(Source records)
-------

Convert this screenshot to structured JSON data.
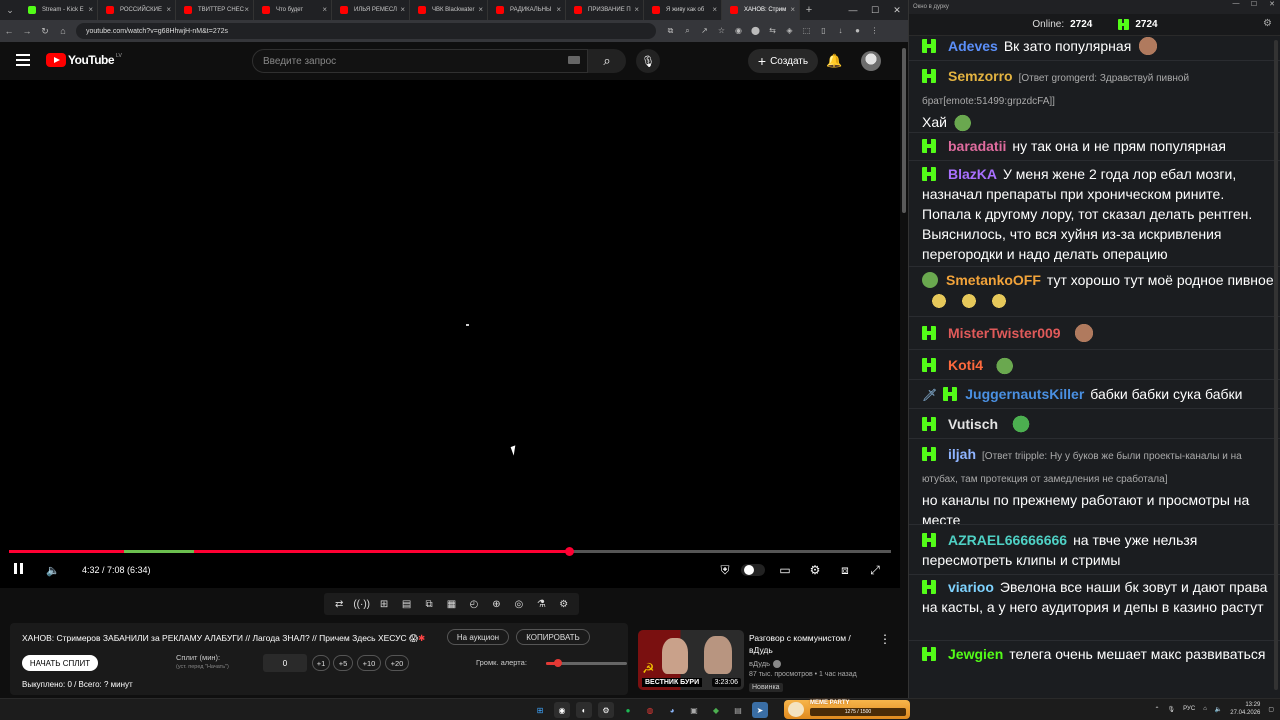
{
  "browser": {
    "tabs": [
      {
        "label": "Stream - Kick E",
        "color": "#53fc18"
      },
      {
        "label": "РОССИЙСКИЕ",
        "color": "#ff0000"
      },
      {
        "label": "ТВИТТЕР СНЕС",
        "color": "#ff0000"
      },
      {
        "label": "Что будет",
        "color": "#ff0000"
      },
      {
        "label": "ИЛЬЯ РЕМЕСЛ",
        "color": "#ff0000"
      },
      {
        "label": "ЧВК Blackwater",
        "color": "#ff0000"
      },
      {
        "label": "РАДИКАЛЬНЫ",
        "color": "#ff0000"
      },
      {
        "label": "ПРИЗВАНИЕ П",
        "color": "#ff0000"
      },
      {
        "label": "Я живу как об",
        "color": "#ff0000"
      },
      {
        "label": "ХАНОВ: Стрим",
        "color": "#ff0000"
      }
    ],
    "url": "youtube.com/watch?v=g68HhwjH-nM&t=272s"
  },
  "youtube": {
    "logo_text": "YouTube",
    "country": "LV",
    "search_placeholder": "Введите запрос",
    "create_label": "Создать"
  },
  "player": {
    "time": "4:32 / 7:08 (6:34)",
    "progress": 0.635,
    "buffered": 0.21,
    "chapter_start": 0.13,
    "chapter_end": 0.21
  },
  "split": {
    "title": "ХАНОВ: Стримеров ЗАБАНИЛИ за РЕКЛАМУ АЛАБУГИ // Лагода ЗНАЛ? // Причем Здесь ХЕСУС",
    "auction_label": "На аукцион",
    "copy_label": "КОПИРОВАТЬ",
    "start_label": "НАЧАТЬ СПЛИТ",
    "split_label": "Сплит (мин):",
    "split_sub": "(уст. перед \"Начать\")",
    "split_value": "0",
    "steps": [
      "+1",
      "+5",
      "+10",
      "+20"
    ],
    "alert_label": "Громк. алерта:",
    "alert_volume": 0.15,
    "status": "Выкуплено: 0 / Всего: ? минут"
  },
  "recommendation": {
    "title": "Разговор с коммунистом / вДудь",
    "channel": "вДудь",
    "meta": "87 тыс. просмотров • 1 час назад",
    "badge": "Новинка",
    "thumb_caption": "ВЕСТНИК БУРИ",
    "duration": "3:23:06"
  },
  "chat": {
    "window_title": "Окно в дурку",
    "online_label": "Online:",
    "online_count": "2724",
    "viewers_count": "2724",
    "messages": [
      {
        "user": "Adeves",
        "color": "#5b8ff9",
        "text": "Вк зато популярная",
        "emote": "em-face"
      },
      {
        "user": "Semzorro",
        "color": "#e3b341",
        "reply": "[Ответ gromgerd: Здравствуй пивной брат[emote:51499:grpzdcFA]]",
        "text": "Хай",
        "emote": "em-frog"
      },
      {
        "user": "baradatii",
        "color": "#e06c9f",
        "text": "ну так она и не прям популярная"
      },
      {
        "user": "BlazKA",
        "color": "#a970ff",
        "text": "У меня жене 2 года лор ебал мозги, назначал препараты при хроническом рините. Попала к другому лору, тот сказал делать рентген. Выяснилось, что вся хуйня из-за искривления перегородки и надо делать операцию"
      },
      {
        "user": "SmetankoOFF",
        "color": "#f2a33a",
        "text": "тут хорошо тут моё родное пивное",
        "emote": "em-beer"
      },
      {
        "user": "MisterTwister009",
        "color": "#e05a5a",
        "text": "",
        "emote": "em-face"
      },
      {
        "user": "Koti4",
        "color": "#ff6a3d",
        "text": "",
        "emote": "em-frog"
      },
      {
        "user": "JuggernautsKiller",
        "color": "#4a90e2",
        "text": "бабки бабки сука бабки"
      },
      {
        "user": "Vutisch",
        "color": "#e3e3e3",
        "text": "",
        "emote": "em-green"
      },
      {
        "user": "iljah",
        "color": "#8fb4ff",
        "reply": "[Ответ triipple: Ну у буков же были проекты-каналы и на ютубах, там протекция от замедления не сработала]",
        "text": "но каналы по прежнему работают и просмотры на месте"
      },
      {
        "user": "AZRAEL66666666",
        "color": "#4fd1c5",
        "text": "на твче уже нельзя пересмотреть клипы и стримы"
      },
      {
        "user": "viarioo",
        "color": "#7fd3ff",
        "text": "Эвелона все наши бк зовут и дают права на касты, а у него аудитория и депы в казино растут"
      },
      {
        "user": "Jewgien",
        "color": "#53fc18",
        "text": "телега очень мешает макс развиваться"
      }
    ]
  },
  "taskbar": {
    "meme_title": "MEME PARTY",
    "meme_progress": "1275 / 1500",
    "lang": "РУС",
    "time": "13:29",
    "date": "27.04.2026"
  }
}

-------

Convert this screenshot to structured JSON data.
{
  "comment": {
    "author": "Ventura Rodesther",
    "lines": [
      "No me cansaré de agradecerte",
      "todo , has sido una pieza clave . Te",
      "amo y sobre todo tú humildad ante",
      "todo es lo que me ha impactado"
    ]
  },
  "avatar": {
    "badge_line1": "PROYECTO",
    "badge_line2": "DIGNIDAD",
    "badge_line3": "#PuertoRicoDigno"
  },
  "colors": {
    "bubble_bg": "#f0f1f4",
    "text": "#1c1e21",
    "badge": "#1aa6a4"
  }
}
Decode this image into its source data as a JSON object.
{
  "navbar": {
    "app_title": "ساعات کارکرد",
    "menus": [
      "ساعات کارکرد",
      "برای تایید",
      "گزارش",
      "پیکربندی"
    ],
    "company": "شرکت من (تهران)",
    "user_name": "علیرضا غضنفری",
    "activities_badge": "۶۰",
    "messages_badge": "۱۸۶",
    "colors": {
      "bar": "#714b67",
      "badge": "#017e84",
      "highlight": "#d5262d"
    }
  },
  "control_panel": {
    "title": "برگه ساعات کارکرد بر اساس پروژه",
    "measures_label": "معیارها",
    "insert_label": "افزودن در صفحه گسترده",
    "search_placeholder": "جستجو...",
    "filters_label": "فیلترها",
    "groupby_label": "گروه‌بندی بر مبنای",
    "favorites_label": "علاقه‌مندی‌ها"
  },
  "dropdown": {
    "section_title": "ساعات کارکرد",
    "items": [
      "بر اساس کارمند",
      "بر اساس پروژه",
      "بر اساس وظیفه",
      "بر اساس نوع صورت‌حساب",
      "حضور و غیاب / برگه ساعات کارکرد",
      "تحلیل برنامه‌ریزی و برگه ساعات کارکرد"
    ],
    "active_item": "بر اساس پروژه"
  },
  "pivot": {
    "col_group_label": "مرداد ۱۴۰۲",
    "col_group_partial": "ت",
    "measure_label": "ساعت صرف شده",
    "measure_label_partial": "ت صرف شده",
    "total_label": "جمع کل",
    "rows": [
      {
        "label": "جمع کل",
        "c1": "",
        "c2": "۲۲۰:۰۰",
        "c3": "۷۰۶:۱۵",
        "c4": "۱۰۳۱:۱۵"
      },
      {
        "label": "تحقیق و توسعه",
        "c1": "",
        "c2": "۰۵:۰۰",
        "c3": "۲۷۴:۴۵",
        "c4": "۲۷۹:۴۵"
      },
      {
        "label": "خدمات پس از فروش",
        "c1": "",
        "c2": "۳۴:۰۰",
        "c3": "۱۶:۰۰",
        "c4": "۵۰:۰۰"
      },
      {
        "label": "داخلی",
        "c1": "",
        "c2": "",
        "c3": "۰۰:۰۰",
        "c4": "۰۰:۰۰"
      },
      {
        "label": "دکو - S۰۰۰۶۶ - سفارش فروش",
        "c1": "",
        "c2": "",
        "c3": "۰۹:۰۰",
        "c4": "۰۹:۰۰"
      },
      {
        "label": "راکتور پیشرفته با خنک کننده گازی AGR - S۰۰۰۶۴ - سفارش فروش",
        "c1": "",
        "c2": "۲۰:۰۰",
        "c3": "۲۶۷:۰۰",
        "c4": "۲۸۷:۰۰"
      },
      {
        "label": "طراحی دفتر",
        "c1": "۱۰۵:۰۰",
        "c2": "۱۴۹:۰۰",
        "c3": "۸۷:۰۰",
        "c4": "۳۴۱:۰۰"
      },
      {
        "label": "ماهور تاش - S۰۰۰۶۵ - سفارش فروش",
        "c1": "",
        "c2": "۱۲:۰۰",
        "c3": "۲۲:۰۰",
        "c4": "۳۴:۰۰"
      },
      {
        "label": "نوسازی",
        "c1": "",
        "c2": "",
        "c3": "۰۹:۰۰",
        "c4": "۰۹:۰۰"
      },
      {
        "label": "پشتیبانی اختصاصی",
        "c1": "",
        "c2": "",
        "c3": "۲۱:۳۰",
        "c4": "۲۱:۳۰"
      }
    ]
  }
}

-------

Instructions for the task: Scan the listing above for the word "سفارش" and show each line where it is found.

Correct result:
        "label": "دکو - S۰۰۰۶۶ - سفارش فروش",
        "label": "راکتور پیشرفته با خنک کننده گازی AGR - S۰۰۰۶۴ - سفارش فروش",
        "label": "ماهور تاش - S۰۰۰۶۵ - سفارش فروش",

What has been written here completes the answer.